* Do this *
Find every line in the records that holds the string "name". Copy each one.

* Exercise materials *
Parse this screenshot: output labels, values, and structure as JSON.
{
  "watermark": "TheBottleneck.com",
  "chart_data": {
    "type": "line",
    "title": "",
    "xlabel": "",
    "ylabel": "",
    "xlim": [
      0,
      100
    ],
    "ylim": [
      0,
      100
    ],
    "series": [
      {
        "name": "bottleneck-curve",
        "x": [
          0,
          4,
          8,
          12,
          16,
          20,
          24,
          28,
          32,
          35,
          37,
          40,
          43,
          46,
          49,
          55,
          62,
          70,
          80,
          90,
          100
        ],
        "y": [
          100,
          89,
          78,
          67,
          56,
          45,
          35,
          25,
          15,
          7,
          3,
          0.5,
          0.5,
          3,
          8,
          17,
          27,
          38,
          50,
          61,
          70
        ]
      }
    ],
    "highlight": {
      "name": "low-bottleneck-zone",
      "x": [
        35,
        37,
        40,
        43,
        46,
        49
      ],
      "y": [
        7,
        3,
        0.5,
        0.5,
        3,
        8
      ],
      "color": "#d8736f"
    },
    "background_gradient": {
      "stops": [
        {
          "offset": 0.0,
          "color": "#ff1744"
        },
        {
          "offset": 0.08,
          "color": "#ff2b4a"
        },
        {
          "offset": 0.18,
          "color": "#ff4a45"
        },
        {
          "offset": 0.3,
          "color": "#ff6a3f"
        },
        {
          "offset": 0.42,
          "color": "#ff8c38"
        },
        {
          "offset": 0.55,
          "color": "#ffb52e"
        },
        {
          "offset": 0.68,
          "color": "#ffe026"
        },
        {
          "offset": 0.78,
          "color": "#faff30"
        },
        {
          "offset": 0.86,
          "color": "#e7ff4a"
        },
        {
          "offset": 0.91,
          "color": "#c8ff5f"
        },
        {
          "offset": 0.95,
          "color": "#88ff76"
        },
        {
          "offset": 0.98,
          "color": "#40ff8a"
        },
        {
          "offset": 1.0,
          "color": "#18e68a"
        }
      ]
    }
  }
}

* Answer below *
        "name": "bottleneck-curve",
      "name": "low-bottleneck-zone",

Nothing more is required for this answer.